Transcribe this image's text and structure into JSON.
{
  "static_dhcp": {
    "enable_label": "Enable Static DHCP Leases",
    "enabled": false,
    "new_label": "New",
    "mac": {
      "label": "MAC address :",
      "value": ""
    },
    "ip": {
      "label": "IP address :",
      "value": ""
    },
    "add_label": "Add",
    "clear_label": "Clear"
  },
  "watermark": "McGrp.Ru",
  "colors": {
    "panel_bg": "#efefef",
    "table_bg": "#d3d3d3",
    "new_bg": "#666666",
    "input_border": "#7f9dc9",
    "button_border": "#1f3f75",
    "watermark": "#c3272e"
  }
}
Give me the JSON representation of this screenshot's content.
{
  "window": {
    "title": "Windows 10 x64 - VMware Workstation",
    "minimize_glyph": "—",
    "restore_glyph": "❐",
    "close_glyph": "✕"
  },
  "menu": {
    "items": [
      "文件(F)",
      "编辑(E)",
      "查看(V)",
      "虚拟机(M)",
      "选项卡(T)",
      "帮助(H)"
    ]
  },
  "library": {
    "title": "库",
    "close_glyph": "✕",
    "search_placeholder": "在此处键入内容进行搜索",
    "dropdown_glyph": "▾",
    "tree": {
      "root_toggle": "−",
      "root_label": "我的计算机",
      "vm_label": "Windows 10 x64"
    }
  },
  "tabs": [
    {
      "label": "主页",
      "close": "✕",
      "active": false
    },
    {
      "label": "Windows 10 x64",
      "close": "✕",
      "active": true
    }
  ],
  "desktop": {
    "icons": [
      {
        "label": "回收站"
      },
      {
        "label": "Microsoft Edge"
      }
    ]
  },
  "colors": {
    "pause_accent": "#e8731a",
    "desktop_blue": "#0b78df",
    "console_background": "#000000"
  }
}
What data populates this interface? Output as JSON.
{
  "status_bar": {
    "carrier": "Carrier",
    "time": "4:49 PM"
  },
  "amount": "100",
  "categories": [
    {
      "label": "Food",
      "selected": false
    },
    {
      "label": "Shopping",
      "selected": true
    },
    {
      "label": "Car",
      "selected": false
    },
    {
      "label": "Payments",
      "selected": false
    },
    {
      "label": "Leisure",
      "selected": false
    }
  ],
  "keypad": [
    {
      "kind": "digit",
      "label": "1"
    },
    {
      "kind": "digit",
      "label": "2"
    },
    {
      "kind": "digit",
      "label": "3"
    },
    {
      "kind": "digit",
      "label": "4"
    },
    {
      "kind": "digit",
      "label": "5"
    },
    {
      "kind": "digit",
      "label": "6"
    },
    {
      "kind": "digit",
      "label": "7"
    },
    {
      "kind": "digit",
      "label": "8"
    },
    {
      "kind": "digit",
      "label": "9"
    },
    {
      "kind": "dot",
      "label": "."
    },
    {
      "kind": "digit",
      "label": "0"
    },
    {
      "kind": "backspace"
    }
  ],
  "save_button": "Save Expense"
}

*GIVEN TASK:*
Among the lines of the data, identify those with the word "Windows". Copy each of them.

*RESULT OF THIS EXERCISE:*
    "title": "Windows 10 x64 - VMware Workstation",
      "vm_label": "Windows 10 x64"
      "label": "Windows 10 x64",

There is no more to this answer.